▼▼▼
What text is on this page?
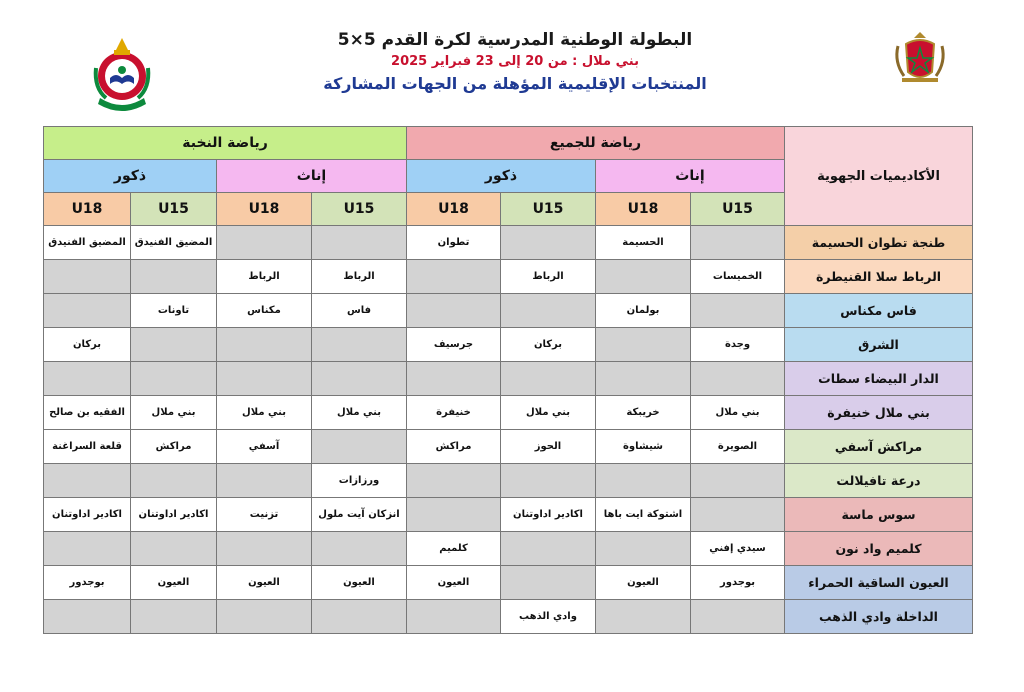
البطولة الوطنية المدرسية لكرة القدم 5×5
بني ملال : من 20 إلى 23 فبراير 2025
المنتخبات الإقليمية المؤهلة من الجهات المشاركة
رياضة النخبة				رياضة للجميع				الأكاديميات الجهوية
ذكور		إناث		ذكور		إناث		
U18	U15	U18	U15	U18	U15	U18	U15	
المضيق الفنيدق	المضيق الفنيدق			تطوان		الحسيمة		طنجة تطوان الحسيمة
		الرباط	الرباط		الرباط		الخميسات	الرباط سلا القنيطرة
	تاونات	مكناس	فاس			بولمان		فاس مكناس
بركان				جرسيف	بركان		وجدة	الشرق
								الدار البيضاء سطات
الفقيه بن صالح	بني ملال	بني ملال	بني ملال	خنيفرة	بني ملال	خريبكة	بني ملال	بني ملال خنيفرة
قلعة السراغنة	مراكش	آسفي		مراكش	الحوز	شيشاوة	الصويرة	مراكش آسفي
			ورزازات					درعة تافيلالت
اكادير اداوتنان	اكادير اداوتنان	تزنيت	انزكان آيت ملول		اكادير اداوتنان	اشتوكة ايت باها		سوس ماسة
				كلميم			سيدي إفني	كلميم واد نون
بوجدور	العيون	العيون	العيون	العيون		العيون	بوجدور	العيون الساقية الحمراء
					وادي الذهب			الداخلة وادي الذهب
▲▲▲
Directions for this task: Take the listing above and restate it word for word, without its pictures.

Complete output:
What text is on this page?
البطولة الوطنية المدرسية لكرة القدم 5×5
بني ملال : من 20 إلى 23 فبراير 2025
المنتخبات الإقليمية المؤهلة من الجهات المشاركة
رياضة النخبة				رياضة للجميع				الأكاديميات الجهوية
ذكور		إناث		ذكور		إناث		
U18	U15	U18	U15	U18	U15	U18	U15	
المضيق الفنيدق	المضيق الفنيدق			تطوان		الحسيمة		طنجة تطوان الحسيمة
		الرباط	الرباط		الرباط		الخميسات	الرباط سلا القنيطرة
	تاونات	مكناس	فاس			بولمان		فاس مكناس
بركان				جرسيف	بركان		وجدة	الشرق
								الدار البيضاء سطات
الفقيه بن صالح	بني ملال	بني ملال	بني ملال	خنيفرة	بني ملال	خريبكة	بني ملال	بني ملال خنيفرة
قلعة السراغنة	مراكش	آسفي		مراكش	الحوز	شيشاوة	الصويرة	مراكش آسفي
			ورزازات					درعة تافيلالت
اكادير اداوتنان	اكادير اداوتنان	تزنيت	انزكان آيت ملول		اكادير اداوتنان	اشتوكة ايت باها		سوس ماسة
				كلميم			سيدي إفني	كلميم واد نون
بوجدور	العيون	العيون	العيون	العيون		العيون	بوجدور	العيون الساقية الحمراء
					وادي الذهب			الداخلة وادي الذهب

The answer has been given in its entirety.